-- WRITTEN REQUEST --
Identify the lines that contain the word "ffffff" and copy each one.

________

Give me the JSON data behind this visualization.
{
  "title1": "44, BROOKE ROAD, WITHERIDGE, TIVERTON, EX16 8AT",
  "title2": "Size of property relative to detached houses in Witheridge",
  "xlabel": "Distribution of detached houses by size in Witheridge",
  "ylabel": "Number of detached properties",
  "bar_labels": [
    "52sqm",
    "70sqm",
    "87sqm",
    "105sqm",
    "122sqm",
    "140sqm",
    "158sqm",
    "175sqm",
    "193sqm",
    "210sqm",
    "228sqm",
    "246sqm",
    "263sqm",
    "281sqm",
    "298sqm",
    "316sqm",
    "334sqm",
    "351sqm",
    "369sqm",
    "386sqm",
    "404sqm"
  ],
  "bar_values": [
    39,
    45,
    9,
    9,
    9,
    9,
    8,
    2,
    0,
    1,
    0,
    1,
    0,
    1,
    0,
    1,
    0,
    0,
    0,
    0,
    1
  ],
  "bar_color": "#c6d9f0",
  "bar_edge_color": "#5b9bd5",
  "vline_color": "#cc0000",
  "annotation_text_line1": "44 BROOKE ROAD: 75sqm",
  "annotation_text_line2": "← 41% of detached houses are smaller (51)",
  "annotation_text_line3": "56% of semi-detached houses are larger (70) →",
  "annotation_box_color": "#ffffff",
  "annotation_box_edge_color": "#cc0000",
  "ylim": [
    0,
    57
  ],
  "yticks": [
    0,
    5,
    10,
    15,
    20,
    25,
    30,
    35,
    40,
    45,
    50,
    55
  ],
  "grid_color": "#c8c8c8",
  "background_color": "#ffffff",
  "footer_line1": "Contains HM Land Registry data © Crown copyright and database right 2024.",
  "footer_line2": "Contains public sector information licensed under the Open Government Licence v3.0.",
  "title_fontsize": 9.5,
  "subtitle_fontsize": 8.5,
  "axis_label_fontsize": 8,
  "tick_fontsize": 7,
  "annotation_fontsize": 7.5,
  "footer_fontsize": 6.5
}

________

-- SOLUTION --
  "annotation_box_color": "#ffffff",
  "background_color": "#ffffff",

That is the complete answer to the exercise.